*Required task*: In the entries below, count the lines holding "sitio". Reply with the number only.

*Material*:

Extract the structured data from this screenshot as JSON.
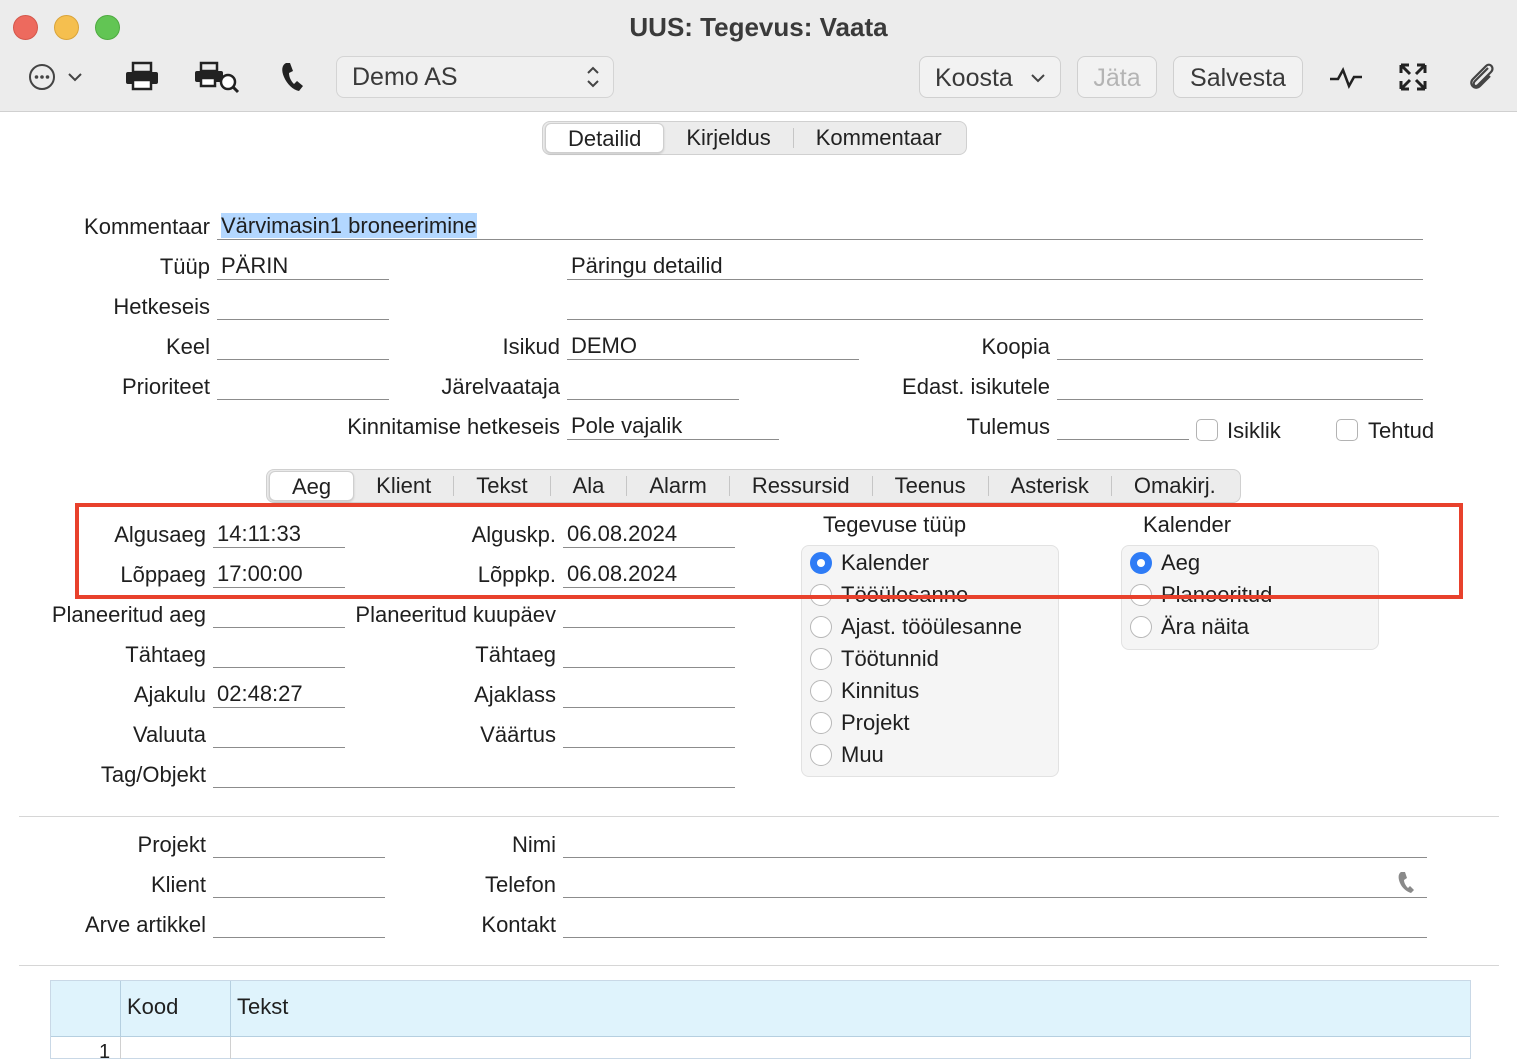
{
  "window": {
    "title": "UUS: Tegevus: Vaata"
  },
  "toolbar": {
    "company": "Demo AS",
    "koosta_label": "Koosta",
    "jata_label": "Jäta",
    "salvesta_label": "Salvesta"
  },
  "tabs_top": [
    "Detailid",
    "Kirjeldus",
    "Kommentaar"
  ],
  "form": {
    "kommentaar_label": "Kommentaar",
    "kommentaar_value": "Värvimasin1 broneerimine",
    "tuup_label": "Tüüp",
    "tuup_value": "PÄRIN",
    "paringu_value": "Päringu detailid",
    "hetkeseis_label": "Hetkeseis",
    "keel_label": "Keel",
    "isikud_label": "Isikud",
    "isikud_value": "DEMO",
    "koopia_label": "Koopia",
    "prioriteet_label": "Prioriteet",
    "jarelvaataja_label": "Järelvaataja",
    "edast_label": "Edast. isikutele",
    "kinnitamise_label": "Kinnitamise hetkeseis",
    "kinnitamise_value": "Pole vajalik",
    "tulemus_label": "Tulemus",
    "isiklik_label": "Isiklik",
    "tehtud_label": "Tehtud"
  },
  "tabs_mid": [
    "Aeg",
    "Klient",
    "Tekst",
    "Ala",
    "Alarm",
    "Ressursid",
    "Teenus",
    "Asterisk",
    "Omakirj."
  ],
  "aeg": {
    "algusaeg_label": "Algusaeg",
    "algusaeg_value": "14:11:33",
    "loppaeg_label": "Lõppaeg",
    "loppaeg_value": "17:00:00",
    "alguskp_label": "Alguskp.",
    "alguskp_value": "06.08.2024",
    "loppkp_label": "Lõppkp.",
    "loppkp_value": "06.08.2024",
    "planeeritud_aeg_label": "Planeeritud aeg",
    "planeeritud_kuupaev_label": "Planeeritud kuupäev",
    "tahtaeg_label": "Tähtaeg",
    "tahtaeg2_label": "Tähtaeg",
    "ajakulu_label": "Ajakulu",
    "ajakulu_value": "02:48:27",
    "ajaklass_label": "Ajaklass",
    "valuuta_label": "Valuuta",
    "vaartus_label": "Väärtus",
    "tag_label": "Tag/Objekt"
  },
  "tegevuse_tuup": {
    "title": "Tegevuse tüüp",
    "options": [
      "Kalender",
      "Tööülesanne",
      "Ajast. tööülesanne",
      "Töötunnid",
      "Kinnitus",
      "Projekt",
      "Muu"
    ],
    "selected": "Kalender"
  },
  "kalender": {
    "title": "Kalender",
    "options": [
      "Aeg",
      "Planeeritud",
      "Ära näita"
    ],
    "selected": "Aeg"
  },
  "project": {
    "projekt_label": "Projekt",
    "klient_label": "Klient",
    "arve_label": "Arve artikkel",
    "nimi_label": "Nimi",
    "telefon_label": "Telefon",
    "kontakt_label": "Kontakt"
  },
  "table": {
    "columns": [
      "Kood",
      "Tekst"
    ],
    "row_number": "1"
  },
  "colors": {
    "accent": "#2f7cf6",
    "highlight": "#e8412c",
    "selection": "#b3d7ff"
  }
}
* * *
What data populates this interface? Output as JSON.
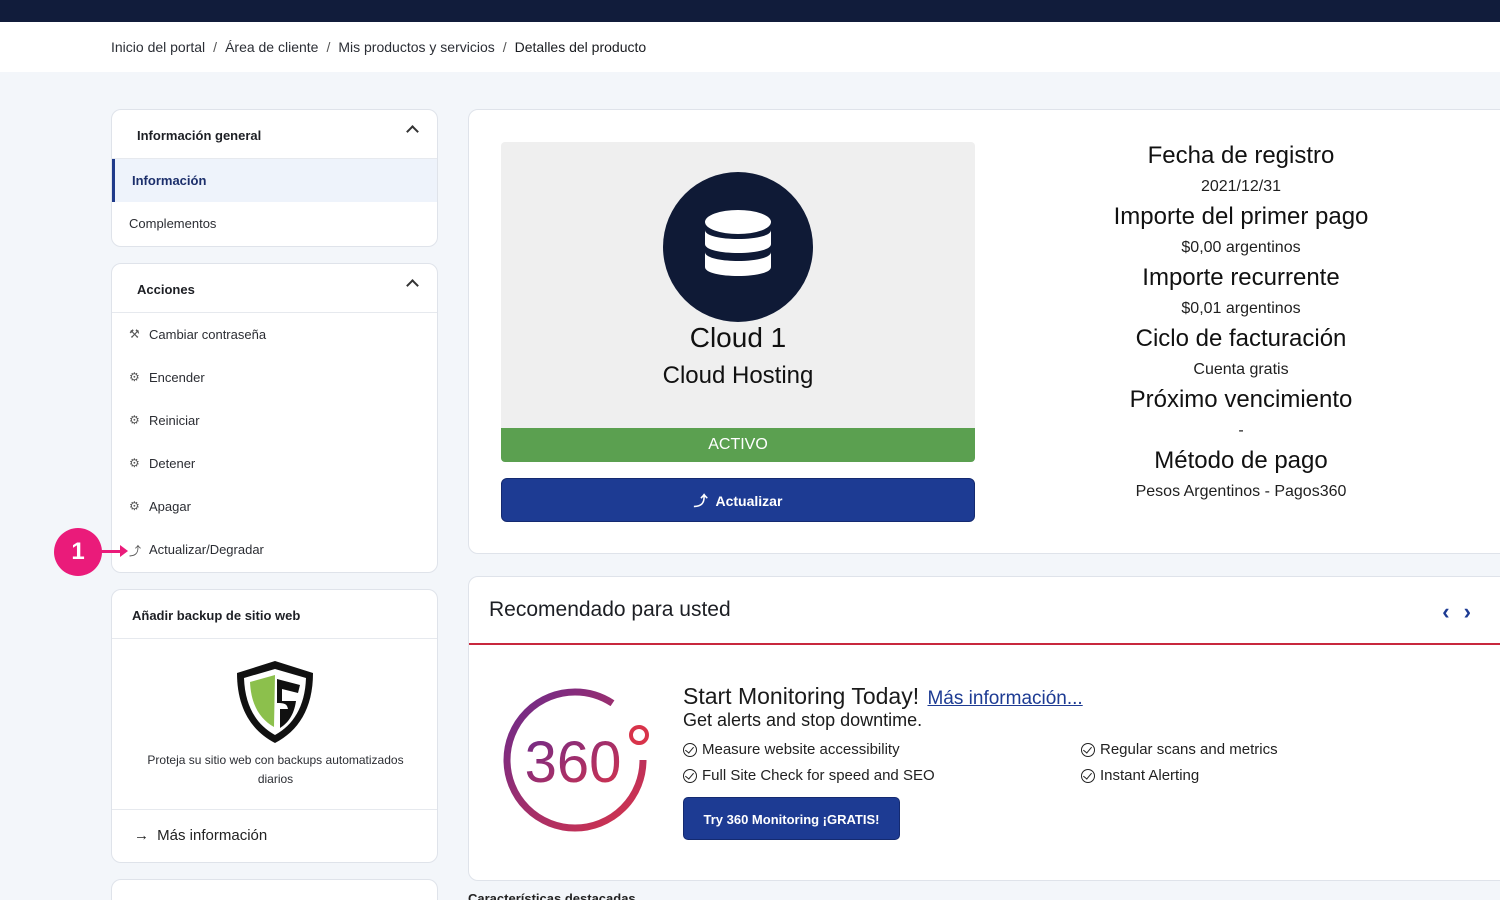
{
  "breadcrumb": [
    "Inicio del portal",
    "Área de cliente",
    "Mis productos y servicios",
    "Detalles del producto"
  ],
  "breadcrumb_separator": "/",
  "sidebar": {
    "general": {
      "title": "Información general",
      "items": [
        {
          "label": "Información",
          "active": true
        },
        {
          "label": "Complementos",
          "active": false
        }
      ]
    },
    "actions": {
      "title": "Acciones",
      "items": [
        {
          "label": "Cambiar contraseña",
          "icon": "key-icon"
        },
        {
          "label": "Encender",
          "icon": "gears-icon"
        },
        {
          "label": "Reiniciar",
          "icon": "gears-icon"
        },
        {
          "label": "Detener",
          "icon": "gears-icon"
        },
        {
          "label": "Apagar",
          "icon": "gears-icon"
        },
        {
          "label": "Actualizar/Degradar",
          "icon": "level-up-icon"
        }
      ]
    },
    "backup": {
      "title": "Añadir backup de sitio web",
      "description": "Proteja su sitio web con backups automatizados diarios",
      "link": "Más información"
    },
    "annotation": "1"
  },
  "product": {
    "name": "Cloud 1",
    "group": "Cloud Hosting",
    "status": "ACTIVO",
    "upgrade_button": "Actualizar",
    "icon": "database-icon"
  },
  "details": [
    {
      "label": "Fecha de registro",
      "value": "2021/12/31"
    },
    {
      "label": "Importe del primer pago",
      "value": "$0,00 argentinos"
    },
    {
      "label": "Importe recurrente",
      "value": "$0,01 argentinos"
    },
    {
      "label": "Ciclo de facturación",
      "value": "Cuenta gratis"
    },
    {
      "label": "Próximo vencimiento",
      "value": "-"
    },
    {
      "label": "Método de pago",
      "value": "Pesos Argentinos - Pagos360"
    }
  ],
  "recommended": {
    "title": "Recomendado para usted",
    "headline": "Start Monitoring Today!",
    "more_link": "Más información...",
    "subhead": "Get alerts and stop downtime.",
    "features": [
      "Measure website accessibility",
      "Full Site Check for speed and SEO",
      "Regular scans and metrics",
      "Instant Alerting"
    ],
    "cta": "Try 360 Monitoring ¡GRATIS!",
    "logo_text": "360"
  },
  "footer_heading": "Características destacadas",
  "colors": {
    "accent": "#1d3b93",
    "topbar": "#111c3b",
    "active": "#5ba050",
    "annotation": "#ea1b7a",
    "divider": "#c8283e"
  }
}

*Answer in full*: 2